** Problem statement **
From the entries that follow, list every line in which the string "user" appears.
........
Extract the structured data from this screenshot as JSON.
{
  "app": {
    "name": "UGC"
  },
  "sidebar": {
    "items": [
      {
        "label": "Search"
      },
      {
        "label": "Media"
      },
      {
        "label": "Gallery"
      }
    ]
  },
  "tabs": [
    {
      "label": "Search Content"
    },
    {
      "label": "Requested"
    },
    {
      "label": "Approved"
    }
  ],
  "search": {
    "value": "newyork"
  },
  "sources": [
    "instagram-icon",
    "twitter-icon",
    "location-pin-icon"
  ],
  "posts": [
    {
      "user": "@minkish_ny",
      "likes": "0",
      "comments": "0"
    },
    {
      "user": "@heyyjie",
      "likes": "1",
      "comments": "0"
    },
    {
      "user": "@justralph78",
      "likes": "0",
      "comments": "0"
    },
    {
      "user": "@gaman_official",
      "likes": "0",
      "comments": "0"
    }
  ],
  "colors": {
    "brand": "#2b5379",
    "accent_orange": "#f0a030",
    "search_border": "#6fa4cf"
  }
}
........
** Solution to this exercise **
      "user": "@minkish_ny",
      "user": "@heyyjie",
      "user": "@justralph78",
      "user": "@gaman_official",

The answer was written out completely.